__STORED RECORDS__.
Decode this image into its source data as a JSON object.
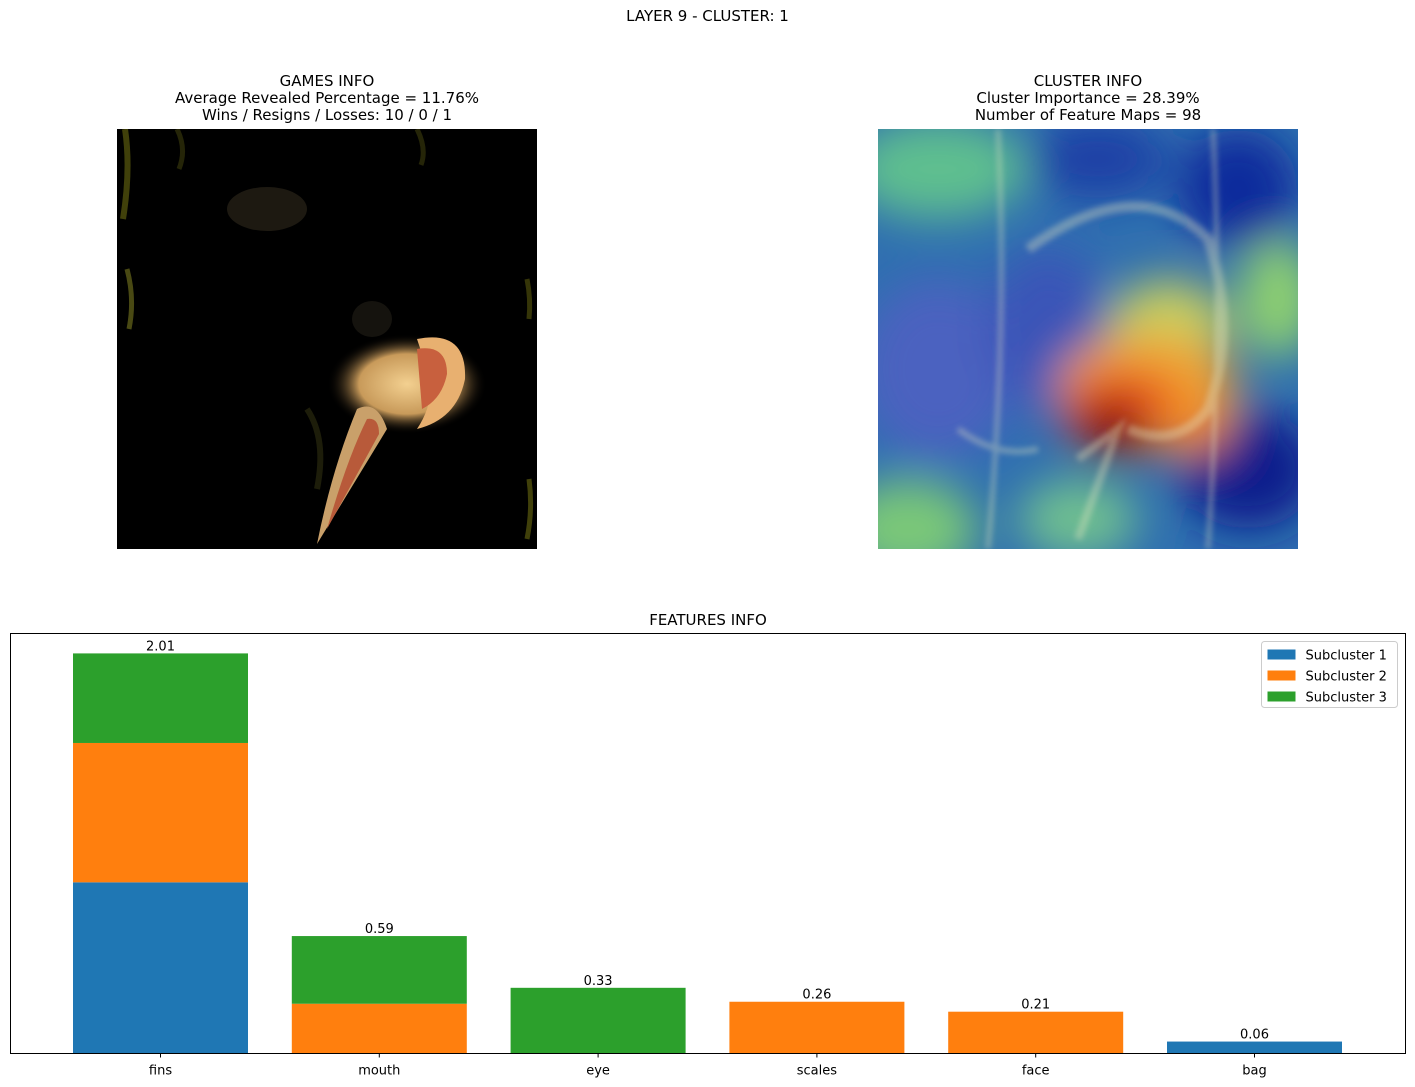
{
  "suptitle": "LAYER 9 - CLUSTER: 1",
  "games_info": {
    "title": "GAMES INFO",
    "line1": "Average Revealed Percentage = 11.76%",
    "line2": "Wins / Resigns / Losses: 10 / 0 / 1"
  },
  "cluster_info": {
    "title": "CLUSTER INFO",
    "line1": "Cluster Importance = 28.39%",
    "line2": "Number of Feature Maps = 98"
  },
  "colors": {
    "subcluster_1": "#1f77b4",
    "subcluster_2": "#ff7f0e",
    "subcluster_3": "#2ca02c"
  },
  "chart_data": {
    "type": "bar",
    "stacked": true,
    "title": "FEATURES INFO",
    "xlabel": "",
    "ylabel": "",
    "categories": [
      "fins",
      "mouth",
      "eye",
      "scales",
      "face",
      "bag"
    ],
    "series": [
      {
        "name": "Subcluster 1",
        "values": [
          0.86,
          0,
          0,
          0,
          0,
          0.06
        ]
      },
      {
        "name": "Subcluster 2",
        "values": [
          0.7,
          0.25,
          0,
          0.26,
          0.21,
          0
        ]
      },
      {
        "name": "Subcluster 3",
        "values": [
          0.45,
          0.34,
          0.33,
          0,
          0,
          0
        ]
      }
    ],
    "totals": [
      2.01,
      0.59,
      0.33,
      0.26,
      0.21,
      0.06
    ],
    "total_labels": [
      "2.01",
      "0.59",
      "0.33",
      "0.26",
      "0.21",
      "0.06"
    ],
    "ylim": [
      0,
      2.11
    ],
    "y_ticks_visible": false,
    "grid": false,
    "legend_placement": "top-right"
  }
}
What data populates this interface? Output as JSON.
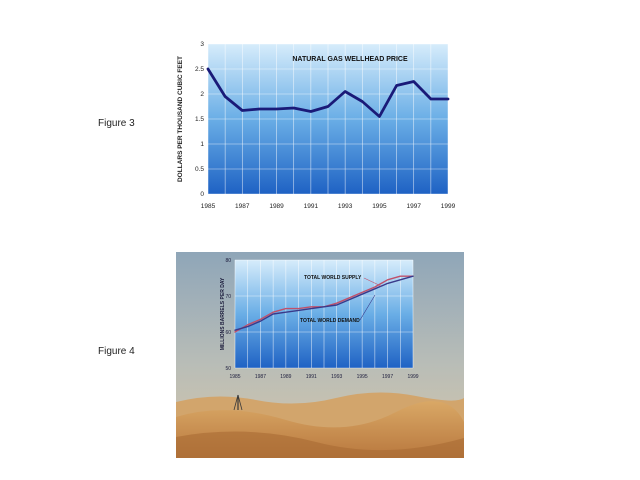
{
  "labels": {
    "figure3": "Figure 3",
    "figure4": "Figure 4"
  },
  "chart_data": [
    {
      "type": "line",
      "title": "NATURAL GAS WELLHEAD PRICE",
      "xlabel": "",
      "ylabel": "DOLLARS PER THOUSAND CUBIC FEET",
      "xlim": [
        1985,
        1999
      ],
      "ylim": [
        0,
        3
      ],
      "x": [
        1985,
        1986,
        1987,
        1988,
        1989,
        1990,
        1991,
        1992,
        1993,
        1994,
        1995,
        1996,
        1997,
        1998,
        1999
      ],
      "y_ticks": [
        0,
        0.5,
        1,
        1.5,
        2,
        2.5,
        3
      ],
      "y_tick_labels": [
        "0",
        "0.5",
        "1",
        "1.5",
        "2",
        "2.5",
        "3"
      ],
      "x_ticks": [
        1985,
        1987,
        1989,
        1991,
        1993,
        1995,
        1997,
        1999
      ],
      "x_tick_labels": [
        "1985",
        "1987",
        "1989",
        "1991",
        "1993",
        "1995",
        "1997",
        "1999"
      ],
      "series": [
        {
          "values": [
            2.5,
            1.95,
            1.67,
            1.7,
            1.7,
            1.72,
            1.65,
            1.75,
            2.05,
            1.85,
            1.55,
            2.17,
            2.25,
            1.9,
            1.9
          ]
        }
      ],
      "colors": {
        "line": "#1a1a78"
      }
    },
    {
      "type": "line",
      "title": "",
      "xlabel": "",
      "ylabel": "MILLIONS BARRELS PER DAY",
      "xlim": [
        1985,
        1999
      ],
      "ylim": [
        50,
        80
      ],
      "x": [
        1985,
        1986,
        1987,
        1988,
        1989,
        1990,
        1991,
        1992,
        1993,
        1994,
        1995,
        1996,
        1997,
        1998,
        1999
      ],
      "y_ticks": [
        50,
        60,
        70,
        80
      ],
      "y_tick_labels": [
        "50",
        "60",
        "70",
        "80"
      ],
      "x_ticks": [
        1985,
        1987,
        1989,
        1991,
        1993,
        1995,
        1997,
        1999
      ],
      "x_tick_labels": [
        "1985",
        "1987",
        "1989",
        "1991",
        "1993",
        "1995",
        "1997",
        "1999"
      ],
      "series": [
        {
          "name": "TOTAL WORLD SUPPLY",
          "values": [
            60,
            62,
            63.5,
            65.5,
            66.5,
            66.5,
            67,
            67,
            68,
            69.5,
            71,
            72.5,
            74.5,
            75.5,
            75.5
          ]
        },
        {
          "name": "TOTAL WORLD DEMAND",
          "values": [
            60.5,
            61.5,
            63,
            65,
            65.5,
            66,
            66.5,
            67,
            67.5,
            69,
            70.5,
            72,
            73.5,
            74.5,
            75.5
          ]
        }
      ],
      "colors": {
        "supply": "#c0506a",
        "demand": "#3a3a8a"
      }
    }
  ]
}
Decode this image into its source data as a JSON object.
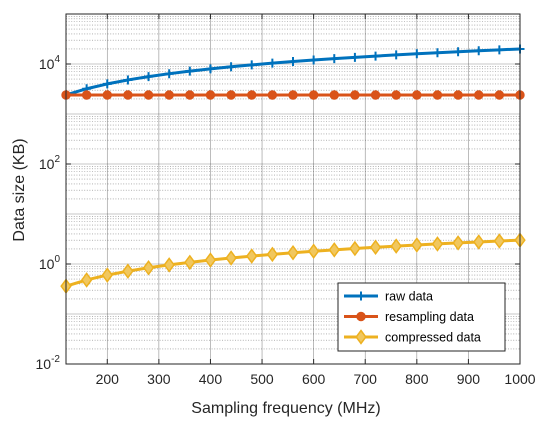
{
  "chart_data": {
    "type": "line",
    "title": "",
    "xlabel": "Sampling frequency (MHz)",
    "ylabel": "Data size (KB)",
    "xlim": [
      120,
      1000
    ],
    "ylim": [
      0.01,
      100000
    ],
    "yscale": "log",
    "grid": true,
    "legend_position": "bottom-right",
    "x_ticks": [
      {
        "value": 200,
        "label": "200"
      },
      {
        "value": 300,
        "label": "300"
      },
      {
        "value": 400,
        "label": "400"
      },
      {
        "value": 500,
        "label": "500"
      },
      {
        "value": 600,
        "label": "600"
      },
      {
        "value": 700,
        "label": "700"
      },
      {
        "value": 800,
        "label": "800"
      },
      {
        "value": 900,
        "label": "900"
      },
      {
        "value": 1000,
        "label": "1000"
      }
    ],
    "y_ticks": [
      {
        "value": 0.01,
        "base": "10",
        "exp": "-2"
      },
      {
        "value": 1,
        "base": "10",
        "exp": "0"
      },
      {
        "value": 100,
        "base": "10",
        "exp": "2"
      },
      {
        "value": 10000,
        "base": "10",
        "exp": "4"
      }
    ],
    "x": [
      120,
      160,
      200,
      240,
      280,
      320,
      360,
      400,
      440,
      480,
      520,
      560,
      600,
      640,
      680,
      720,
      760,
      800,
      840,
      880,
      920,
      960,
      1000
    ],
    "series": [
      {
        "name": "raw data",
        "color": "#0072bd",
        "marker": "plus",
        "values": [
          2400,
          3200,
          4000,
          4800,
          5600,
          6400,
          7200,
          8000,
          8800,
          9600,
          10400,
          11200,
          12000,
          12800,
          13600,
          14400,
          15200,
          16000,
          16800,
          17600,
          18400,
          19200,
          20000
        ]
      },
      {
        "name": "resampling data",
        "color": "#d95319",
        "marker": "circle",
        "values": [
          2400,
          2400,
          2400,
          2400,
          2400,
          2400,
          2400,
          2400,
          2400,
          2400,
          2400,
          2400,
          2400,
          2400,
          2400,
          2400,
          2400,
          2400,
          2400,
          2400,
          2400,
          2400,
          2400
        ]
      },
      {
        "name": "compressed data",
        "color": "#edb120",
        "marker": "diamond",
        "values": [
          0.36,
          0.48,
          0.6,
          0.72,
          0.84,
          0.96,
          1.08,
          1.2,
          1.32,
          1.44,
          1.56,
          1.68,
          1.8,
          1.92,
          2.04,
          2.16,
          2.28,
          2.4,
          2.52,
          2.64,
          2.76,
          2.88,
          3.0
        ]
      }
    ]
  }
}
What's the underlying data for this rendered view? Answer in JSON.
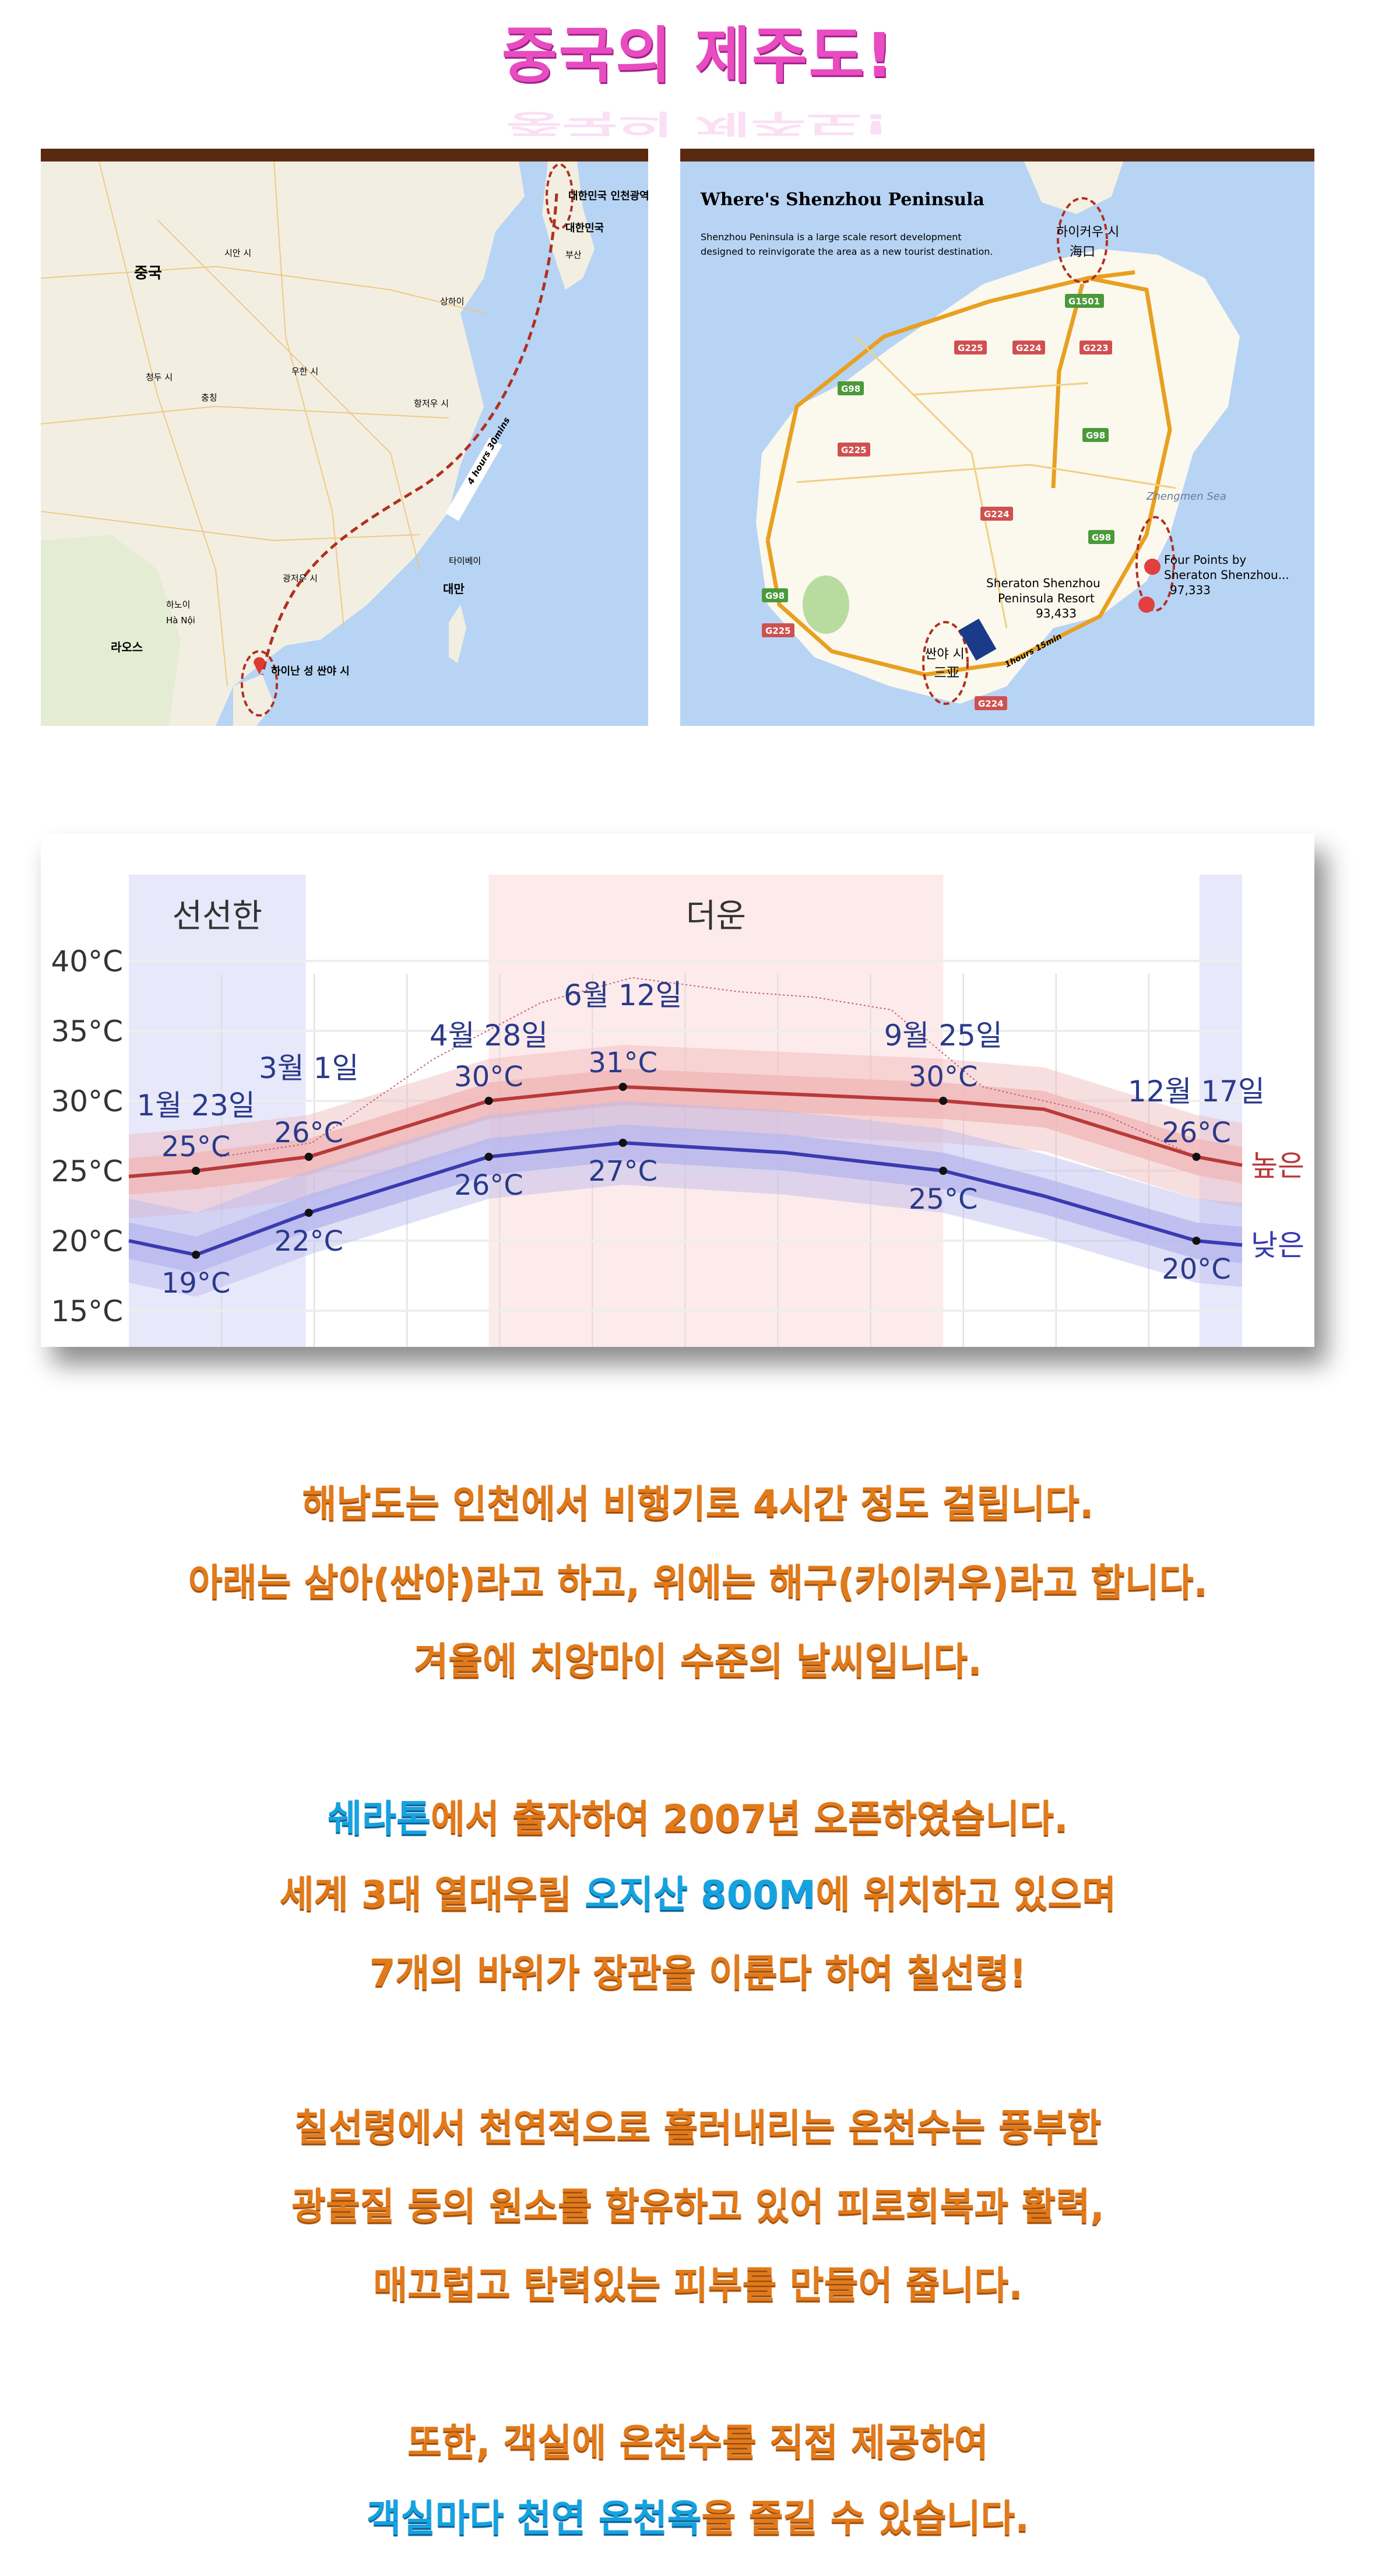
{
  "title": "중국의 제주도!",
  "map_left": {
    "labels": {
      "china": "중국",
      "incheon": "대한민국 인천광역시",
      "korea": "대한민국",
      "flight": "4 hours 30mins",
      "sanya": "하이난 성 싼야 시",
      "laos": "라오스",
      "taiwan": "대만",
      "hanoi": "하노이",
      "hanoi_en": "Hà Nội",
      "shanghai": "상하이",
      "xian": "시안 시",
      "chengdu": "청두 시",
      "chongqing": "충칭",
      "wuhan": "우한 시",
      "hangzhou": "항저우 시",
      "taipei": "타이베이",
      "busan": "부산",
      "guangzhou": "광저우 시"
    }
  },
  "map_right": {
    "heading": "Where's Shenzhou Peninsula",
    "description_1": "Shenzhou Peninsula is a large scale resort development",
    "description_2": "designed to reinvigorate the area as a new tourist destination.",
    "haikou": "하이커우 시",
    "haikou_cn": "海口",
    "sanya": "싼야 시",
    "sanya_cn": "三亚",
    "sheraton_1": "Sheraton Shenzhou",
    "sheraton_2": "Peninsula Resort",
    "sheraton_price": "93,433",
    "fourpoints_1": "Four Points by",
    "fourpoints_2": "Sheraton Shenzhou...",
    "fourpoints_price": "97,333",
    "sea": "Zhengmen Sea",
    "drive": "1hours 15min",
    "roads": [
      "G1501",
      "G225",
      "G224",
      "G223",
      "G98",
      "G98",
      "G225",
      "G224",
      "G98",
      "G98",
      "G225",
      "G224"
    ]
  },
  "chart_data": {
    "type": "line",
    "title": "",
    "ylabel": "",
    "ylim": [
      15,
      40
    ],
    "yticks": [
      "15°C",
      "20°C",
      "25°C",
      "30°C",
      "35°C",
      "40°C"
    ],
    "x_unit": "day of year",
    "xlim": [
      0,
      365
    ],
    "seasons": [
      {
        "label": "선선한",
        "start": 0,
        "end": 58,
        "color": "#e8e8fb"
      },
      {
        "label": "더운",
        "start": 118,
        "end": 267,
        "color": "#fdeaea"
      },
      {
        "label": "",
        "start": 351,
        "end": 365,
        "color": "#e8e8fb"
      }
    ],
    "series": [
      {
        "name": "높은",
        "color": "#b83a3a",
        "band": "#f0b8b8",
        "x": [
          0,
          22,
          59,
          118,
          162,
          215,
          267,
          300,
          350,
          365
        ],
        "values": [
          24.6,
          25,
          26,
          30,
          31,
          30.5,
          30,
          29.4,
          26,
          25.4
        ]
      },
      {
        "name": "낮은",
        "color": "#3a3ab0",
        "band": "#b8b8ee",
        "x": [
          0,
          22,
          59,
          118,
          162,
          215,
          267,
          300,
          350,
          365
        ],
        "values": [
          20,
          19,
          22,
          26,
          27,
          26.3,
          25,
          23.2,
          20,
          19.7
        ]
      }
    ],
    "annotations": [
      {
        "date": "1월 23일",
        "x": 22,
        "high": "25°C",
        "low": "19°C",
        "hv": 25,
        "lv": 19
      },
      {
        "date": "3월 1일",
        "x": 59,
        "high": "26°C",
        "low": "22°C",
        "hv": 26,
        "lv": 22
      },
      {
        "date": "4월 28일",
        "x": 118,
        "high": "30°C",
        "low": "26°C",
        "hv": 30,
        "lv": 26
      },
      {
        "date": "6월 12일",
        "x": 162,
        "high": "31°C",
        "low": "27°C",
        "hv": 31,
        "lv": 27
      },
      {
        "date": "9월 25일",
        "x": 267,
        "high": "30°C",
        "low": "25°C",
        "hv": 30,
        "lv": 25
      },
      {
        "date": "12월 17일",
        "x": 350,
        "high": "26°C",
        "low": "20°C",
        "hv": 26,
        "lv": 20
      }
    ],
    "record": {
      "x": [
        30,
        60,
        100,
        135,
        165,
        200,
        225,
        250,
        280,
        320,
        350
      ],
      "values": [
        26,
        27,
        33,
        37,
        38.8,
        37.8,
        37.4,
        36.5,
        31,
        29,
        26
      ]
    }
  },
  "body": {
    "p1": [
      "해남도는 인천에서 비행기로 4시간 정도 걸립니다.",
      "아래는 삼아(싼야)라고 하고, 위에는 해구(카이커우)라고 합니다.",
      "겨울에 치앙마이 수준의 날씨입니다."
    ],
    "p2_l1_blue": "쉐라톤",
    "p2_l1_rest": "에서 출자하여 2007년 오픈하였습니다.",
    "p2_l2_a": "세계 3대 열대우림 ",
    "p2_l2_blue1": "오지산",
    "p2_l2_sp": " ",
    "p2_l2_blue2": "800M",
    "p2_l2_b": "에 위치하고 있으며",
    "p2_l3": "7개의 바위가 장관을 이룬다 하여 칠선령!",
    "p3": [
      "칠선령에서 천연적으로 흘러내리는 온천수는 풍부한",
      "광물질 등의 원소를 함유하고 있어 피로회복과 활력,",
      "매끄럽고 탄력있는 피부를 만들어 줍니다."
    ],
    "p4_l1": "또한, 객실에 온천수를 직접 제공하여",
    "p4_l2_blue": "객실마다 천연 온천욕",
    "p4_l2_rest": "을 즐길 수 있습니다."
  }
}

__PROBLEM TO SOLVE__. Write only the number of lines that include "What".

__EXPECTED ANSWER__. 2